AVAILABLE RECORDS.
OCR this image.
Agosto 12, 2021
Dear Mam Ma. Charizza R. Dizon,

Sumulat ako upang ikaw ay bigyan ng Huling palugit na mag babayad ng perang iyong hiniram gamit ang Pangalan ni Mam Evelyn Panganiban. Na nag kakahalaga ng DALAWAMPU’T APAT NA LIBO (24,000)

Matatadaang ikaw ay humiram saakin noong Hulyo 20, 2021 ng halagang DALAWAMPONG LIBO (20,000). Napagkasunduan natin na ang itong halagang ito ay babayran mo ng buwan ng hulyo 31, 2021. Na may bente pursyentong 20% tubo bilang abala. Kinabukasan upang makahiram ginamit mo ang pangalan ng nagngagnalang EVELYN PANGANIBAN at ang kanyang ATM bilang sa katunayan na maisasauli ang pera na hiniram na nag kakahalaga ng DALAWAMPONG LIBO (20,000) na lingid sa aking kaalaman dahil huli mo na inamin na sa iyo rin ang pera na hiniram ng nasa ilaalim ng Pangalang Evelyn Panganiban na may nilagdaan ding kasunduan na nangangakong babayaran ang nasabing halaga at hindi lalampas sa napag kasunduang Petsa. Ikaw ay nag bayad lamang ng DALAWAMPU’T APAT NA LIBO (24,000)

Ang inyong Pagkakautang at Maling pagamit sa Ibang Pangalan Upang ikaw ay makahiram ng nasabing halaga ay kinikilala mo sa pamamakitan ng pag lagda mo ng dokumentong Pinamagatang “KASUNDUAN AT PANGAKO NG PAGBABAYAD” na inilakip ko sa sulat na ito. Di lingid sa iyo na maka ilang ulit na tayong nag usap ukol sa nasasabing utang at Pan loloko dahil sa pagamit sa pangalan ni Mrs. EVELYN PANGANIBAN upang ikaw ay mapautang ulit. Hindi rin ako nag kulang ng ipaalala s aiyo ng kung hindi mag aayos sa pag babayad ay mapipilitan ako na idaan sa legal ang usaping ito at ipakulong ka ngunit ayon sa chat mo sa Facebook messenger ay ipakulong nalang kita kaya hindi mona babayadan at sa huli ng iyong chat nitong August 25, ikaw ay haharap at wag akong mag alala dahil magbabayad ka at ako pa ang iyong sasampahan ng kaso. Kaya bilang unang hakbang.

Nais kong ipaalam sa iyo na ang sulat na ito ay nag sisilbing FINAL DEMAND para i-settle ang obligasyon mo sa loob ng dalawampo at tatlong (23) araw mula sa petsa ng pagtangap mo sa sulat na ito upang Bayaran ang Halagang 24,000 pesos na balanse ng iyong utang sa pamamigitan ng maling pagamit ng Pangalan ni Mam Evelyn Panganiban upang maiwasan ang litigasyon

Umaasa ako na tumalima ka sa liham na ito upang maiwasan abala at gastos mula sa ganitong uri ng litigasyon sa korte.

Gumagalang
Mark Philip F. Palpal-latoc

PROBLEM DETAILS. Locate the string "hiniram" in the listing above and copy every line where it occurs.

THE REPLY.
Sumulat ako upang ikaw ay bigyan ng Huling palugit na mag babayad ng perang iyong hiniram gamit ang Pangalan ni Mam Evelyn Panganiban. Na nag kakahalaga ng DALAWAMPU’T APAT NA LIBO (24,000)
Matatadaang ikaw ay humiram saakin noong Hulyo 20, 2021 ng halagang DALAWAMPONG LIBO (20,000). Napagkasunduan natin na ang itong halagang ito ay babayran mo ng buwan ng hulyo 31, 2021. Na may bente pursyentong 20% tubo bilang abala. Kinabukasan upang makahiram ginamit mo ang pangalan ng nagngagnalang EVELYN PANGANIBAN at ang kanyang ATM bilang sa katunayan na maisasauli ang pera na hiniram na nag kakahalaga ng DALAWAMPONG LIBO (20,000) na lingid sa aking kaalaman dahil huli mo na inamin na sa iyo rin ang pera na hiniram ng nasa ilaalim ng Pangalang Evelyn Panganiban na may nilagdaan ding kasunduan na nangangakong babayaran ang nasabing halaga at hindi lalampas sa napag kasunduang Petsa. Ikaw ay nag bayad lamang ng DALAWAMPU’T APAT NA LIBO (24,000)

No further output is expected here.